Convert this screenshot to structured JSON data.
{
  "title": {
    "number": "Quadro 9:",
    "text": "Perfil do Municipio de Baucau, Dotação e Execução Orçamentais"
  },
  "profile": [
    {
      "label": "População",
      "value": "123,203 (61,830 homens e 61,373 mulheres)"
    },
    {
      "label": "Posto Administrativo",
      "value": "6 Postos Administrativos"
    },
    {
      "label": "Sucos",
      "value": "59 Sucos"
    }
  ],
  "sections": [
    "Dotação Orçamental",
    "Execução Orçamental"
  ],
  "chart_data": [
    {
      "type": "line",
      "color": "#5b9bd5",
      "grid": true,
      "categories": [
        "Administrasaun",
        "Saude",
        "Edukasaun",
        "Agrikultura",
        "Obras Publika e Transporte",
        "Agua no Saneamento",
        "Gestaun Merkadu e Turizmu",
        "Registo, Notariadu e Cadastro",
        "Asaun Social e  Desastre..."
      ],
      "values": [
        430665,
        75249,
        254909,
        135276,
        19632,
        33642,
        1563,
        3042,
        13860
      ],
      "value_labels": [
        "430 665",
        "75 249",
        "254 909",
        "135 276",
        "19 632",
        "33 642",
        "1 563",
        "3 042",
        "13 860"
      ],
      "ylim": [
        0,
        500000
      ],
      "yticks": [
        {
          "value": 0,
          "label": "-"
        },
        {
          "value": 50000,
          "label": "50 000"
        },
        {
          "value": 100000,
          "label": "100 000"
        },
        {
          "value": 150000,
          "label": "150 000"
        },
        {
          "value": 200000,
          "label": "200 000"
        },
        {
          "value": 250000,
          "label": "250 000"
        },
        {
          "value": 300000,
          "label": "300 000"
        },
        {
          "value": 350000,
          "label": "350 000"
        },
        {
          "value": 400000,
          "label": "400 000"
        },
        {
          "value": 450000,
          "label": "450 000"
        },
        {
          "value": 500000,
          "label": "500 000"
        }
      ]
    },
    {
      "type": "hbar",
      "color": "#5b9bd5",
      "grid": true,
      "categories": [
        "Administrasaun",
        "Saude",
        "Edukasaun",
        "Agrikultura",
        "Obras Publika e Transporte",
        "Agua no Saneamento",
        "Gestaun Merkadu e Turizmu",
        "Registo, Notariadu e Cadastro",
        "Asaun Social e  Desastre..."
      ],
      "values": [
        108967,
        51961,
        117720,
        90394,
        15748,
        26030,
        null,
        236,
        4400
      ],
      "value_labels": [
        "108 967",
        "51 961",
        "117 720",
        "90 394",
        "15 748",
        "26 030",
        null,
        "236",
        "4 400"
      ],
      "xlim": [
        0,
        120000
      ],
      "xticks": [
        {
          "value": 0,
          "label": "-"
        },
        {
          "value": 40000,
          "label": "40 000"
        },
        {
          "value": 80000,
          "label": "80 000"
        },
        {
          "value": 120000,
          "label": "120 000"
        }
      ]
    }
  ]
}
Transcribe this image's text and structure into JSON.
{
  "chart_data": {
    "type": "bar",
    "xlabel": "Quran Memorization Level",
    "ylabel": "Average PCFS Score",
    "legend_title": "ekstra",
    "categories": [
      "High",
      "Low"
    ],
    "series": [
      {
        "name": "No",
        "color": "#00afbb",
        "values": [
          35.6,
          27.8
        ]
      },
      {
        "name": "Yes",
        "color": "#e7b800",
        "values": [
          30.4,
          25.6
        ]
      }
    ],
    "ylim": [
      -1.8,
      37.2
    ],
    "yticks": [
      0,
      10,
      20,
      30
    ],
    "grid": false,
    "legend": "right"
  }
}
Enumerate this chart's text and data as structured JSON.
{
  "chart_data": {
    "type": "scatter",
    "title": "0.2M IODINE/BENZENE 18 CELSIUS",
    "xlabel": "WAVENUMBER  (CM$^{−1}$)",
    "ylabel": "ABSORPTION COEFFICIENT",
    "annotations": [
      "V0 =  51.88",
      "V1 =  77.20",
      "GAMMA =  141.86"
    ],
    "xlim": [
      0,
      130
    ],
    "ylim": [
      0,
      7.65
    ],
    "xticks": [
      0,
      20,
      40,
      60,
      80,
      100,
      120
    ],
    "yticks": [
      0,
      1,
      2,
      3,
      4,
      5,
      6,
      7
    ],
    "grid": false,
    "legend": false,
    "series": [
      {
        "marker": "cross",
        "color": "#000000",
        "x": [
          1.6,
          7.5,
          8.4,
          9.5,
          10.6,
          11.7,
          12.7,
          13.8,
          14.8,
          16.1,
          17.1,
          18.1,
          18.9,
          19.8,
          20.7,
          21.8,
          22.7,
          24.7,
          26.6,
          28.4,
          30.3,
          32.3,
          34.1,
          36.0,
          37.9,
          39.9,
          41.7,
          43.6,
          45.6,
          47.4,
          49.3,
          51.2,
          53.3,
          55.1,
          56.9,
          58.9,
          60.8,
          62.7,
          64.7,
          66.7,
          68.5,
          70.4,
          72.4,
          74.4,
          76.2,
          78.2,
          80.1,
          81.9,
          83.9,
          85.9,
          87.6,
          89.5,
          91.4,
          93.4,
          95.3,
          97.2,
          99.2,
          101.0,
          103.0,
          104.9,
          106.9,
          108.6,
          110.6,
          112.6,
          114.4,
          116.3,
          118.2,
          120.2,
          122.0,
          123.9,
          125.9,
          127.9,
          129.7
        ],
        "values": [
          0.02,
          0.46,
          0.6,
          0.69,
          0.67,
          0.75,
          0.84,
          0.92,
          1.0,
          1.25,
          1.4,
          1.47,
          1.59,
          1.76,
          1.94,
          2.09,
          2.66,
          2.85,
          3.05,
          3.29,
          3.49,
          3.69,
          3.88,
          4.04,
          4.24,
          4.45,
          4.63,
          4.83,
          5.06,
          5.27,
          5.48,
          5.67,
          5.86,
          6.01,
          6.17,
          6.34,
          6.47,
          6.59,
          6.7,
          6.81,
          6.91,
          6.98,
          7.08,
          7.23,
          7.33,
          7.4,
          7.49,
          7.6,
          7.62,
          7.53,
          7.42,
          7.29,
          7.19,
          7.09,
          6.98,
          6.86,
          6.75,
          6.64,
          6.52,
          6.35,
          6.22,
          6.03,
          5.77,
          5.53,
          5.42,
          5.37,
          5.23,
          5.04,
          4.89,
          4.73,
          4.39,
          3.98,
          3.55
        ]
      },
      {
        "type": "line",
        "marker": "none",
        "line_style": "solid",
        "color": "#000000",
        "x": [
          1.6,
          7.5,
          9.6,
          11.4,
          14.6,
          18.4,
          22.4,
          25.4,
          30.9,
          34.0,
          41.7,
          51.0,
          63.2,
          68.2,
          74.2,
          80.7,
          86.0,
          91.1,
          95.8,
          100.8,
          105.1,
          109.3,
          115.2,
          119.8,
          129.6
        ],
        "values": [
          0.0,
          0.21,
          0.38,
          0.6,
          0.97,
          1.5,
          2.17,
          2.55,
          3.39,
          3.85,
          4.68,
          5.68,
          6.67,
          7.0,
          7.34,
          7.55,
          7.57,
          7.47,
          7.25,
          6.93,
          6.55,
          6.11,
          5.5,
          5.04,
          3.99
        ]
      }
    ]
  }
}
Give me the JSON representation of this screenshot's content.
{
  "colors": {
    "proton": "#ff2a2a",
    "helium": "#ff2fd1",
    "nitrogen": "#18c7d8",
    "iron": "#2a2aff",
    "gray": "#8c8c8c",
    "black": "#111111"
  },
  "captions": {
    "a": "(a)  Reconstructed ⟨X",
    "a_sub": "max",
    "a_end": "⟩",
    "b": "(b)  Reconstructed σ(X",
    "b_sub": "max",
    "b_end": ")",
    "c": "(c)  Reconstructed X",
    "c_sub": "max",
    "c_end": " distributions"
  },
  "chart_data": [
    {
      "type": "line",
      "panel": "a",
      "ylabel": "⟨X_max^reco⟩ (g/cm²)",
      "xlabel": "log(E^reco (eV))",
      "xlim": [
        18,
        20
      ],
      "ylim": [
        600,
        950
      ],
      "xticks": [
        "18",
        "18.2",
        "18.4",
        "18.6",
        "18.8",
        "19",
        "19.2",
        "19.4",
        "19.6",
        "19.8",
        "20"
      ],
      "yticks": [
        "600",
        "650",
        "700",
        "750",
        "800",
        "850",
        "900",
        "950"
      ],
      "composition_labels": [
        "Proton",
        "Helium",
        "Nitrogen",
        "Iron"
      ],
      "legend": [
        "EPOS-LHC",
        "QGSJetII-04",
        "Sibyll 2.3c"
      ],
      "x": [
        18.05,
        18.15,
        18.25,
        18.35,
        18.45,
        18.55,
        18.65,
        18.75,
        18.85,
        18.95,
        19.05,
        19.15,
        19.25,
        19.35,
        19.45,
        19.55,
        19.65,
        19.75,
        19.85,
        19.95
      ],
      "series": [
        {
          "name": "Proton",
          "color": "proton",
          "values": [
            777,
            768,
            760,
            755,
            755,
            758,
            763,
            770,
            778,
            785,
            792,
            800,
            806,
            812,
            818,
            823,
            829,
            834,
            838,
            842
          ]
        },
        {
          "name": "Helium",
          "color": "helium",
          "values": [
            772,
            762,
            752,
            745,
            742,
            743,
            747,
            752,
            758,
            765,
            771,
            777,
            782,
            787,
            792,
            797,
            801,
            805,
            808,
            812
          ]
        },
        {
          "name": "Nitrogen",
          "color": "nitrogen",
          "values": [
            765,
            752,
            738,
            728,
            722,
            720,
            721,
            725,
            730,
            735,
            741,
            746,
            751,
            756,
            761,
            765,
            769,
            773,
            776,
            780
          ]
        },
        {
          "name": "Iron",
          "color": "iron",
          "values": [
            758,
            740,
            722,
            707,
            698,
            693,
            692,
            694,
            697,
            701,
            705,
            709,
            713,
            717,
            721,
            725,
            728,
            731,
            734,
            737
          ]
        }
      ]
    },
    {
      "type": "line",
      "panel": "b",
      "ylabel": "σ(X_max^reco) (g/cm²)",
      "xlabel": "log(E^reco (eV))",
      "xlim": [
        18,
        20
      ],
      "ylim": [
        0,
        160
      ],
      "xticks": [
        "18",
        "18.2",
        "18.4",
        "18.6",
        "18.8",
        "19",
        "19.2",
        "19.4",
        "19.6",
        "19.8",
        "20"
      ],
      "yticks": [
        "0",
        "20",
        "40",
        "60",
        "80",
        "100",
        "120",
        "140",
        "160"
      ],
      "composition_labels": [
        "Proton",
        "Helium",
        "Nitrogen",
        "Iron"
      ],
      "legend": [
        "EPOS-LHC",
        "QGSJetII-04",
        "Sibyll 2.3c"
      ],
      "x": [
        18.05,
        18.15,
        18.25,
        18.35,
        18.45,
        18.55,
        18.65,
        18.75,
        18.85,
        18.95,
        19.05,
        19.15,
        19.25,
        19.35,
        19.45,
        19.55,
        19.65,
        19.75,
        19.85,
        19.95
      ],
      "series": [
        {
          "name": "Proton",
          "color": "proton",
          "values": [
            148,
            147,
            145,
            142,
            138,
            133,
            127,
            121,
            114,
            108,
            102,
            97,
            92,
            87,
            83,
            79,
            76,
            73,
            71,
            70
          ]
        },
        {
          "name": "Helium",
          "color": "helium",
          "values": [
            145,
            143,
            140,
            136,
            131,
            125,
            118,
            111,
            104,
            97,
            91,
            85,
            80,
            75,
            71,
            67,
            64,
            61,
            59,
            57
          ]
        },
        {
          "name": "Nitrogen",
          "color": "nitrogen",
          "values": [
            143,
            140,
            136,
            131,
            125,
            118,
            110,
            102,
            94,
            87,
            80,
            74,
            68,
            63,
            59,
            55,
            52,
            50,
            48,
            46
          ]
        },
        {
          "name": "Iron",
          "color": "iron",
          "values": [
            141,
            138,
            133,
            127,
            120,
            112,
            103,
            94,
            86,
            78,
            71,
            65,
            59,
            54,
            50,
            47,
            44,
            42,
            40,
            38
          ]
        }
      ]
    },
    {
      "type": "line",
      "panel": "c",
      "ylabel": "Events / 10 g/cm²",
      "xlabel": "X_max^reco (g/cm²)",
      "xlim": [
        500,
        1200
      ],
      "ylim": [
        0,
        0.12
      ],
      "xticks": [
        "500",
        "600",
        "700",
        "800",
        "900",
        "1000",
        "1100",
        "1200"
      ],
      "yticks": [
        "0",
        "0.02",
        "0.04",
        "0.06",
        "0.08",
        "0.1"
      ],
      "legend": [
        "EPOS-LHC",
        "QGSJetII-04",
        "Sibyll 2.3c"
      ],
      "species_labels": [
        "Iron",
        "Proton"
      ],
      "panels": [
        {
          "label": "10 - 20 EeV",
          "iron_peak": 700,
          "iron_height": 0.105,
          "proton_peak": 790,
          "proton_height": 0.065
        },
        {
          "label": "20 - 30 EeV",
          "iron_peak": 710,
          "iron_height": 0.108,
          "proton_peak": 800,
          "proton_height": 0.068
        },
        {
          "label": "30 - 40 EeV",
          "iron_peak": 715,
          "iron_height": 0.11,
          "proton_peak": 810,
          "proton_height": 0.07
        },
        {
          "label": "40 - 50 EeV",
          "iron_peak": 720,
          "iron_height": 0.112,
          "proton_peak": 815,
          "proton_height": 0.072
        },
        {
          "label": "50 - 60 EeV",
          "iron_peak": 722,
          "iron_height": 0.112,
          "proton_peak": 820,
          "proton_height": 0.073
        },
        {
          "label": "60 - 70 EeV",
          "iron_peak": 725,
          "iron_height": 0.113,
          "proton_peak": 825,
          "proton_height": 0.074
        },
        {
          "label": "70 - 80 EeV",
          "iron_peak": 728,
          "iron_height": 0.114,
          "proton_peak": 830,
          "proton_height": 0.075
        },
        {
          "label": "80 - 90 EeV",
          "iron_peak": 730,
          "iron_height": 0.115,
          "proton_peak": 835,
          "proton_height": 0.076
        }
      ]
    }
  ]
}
# # # #
__Written task__: Establish how many lines of the records contain the string "xlabel" and state that number without elaboration.

__Reply__: 5